-- start Listing --

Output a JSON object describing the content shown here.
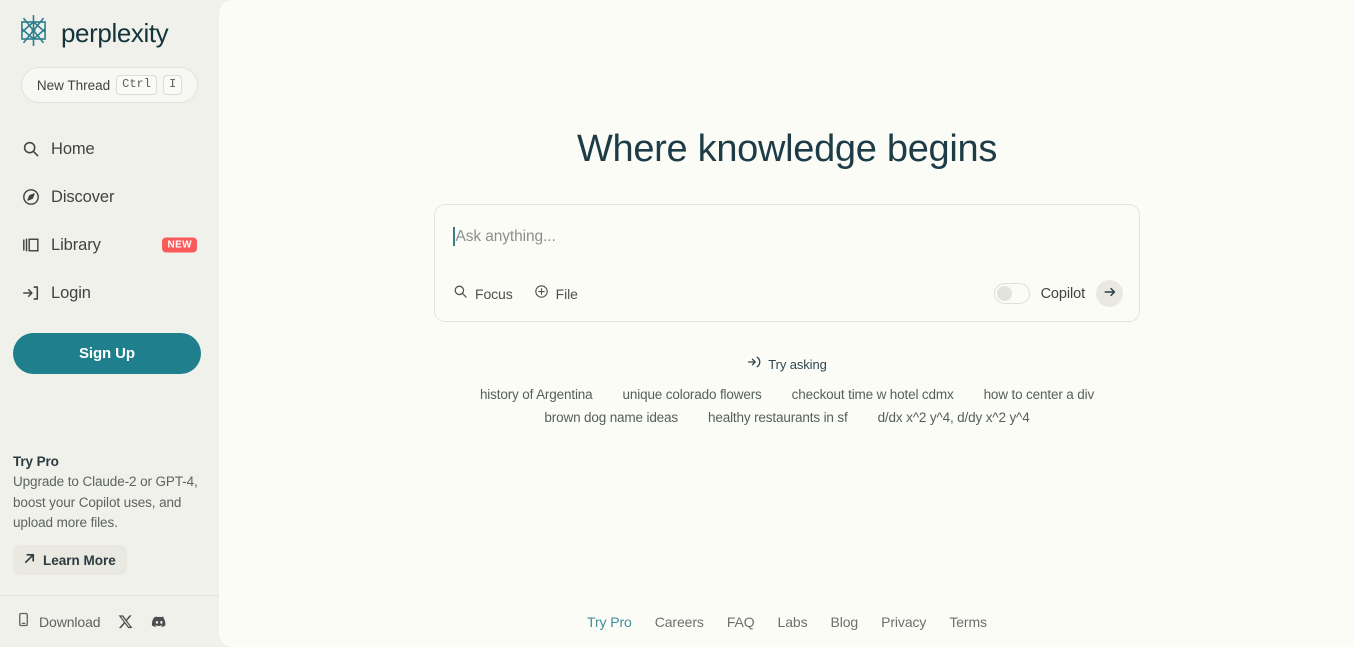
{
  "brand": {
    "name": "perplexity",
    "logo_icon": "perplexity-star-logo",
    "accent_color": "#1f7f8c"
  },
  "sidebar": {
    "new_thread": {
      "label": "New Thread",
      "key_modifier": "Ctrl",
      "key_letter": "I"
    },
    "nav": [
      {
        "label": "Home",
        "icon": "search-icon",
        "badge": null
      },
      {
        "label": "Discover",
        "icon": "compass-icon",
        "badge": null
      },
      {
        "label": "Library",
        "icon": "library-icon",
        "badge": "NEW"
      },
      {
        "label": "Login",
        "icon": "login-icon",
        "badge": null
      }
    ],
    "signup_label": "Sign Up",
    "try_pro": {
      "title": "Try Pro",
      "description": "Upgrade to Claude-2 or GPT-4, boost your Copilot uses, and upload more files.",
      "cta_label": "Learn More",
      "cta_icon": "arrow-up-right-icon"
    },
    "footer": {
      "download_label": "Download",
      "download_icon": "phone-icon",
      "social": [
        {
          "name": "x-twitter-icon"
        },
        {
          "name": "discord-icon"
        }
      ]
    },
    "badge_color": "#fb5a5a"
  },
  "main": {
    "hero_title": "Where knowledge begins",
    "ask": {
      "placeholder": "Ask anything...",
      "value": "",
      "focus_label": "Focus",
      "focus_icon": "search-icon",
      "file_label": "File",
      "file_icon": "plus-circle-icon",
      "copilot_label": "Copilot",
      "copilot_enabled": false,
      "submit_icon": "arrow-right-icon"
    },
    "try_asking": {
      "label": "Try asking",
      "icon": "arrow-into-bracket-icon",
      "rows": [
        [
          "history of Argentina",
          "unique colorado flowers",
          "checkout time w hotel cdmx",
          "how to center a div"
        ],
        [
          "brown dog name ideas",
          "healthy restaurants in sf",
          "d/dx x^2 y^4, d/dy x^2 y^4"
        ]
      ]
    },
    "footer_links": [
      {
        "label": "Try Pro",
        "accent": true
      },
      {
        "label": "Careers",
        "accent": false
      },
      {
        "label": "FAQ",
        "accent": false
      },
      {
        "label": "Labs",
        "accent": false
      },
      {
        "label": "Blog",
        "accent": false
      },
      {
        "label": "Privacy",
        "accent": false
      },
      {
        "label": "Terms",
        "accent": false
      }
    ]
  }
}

-- end Listing --

» Short task
Extract the entries in full, exactly as they are, minus the pictures.

» Result of the task
Output a JSON object describing the content shown here.
{
  "brand": {
    "name": "perplexity",
    "logo_icon": "perplexity-star-logo",
    "accent_color": "#1f7f8c"
  },
  "sidebar": {
    "new_thread": {
      "label": "New Thread",
      "key_modifier": "Ctrl",
      "key_letter": "I"
    },
    "nav": [
      {
        "label": "Home",
        "icon": "search-icon",
        "badge": null
      },
      {
        "label": "Discover",
        "icon": "compass-icon",
        "badge": null
      },
      {
        "label": "Library",
        "icon": "library-icon",
        "badge": "NEW"
      },
      {
        "label": "Login",
        "icon": "login-icon",
        "badge": null
      }
    ],
    "signup_label": "Sign Up",
    "try_pro": {
      "title": "Try Pro",
      "description": "Upgrade to Claude-2 or GPT-4, boost your Copilot uses, and upload more files.",
      "cta_label": "Learn More",
      "cta_icon": "arrow-up-right-icon"
    },
    "footer": {
      "download_label": "Download",
      "download_icon": "phone-icon",
      "social": [
        {
          "name": "x-twitter-icon"
        },
        {
          "name": "discord-icon"
        }
      ]
    },
    "badge_color": "#fb5a5a"
  },
  "main": {
    "hero_title": "Where knowledge begins",
    "ask": {
      "placeholder": "Ask anything...",
      "value": "",
      "focus_label": "Focus",
      "focus_icon": "search-icon",
      "file_label": "File",
      "file_icon": "plus-circle-icon",
      "copilot_label": "Copilot",
      "copilot_enabled": false,
      "submit_icon": "arrow-right-icon"
    },
    "try_asking": {
      "label": "Try asking",
      "icon": "arrow-into-bracket-icon",
      "rows": [
        [
          "history of Argentina",
          "unique colorado flowers",
          "checkout time w hotel cdmx",
          "how to center a div"
        ],
        [
          "brown dog name ideas",
          "healthy restaurants in sf",
          "d/dx x^2 y^4, d/dy x^2 y^4"
        ]
      ]
    },
    "footer_links": [
      {
        "label": "Try Pro",
        "accent": true
      },
      {
        "label": "Careers",
        "accent": false
      },
      {
        "label": "FAQ",
        "accent": false
      },
      {
        "label": "Labs",
        "accent": false
      },
      {
        "label": "Blog",
        "accent": false
      },
      {
        "label": "Privacy",
        "accent": false
      },
      {
        "label": "Terms",
        "accent": false
      }
    ]
  }
}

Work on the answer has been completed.